* EXERCISE INSTRUCTIONS *
Search the listing for "cube" and copy every line where it appears.

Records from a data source
^^^^^^^^^^^^^^^^

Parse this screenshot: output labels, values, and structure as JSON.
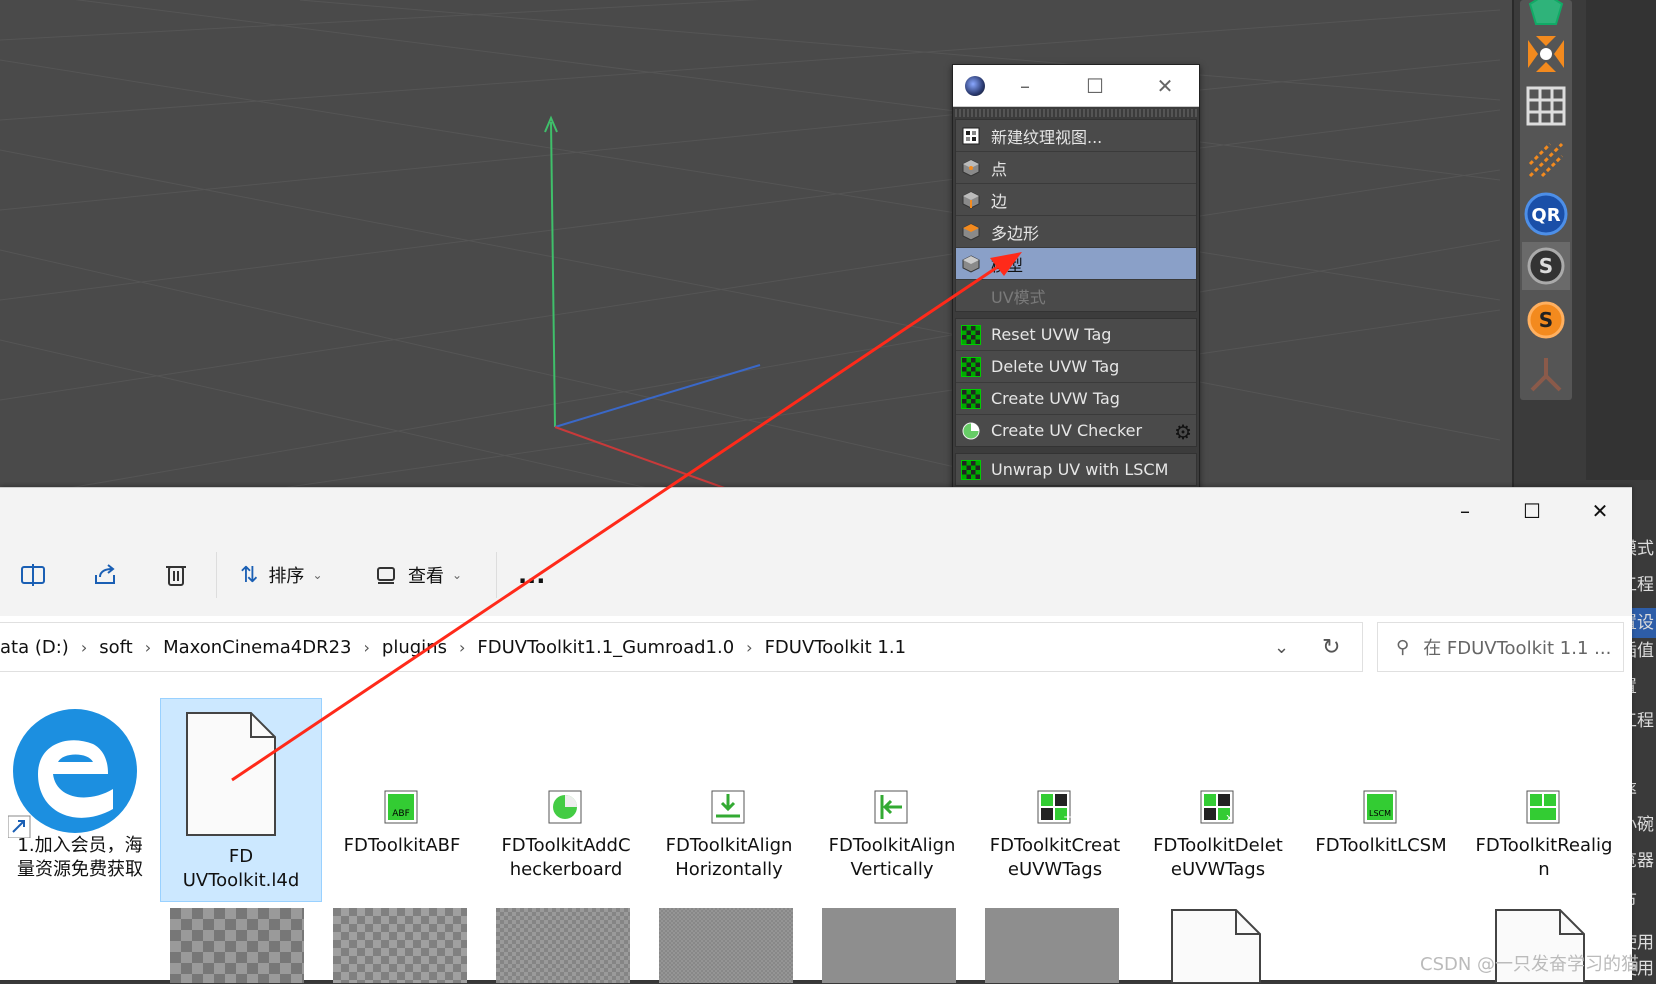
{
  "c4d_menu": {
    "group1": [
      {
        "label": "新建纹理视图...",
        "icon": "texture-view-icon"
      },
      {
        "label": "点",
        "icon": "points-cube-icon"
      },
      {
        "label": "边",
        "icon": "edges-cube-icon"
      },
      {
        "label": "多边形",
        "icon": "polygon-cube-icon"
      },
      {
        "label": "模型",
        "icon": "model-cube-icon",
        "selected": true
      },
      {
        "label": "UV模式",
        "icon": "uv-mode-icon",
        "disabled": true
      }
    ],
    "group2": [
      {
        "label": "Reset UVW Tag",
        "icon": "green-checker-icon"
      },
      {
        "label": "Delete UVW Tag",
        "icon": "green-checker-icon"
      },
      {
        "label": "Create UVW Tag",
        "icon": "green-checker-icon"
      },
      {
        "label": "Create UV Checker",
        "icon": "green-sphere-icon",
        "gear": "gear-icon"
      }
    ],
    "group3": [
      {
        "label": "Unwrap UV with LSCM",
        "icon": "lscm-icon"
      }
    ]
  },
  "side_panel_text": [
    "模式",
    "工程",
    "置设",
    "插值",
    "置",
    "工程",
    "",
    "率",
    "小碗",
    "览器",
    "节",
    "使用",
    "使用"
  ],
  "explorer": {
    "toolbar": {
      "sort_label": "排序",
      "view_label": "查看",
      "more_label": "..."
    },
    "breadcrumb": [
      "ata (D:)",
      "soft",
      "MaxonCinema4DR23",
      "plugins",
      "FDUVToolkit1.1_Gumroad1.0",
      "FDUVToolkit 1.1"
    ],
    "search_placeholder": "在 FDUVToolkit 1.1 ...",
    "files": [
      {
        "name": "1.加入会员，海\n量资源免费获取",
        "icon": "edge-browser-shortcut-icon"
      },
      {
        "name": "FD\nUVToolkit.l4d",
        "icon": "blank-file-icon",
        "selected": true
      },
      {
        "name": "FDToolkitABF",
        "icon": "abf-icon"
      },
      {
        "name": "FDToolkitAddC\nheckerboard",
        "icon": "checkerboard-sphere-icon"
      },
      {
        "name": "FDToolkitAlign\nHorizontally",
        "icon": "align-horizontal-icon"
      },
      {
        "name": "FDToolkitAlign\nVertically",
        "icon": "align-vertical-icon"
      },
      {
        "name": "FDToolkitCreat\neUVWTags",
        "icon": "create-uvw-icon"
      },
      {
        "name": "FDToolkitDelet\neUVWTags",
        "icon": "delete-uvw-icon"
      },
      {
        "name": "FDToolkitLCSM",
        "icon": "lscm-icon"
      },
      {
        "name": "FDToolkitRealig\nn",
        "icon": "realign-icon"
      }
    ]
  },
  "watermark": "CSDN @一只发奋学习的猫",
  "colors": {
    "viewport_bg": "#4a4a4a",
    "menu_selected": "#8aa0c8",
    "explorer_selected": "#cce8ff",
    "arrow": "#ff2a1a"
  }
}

^^^^^^^^^^^^^^^^

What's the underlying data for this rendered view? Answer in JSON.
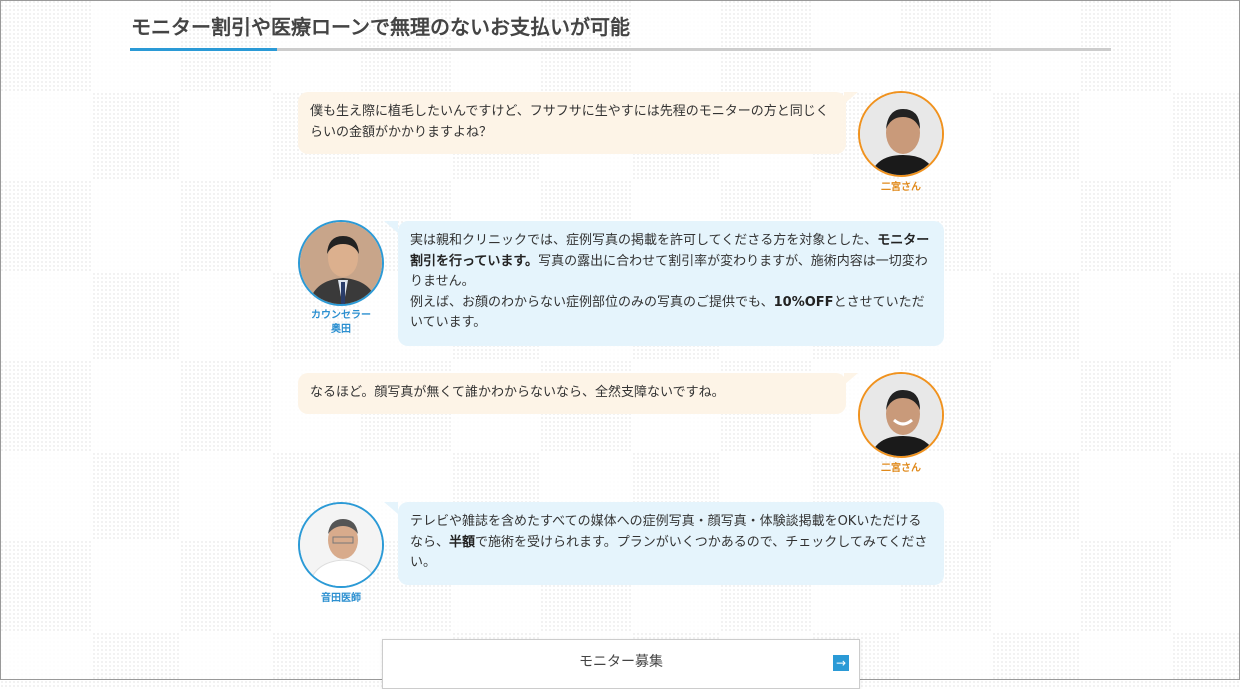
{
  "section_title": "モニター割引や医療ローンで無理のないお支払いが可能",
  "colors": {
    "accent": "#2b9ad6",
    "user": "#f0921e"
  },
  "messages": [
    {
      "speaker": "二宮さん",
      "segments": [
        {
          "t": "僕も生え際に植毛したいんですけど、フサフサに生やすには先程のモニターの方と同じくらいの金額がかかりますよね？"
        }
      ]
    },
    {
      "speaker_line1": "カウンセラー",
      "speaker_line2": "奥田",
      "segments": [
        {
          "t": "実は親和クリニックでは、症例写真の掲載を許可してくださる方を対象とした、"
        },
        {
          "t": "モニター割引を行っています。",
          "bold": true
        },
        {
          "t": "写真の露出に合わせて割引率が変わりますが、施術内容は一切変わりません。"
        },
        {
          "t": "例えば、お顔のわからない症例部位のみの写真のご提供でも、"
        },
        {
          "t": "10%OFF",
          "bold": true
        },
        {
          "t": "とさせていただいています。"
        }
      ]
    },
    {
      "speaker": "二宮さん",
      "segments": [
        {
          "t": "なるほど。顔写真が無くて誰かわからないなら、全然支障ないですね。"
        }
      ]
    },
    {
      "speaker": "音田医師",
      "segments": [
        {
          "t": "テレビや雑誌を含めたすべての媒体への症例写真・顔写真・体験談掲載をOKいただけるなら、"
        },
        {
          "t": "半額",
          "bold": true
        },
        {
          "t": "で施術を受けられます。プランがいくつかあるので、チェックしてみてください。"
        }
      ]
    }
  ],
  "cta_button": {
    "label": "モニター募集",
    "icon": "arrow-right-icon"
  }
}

^^^^^^^^^^^^^^^^

* ANSWER *
        "icon": "points-cube-icon"
        "icon": "edges-cube-icon"
        "icon": "polygon-cube-icon"
        "icon": "model-cube-icon",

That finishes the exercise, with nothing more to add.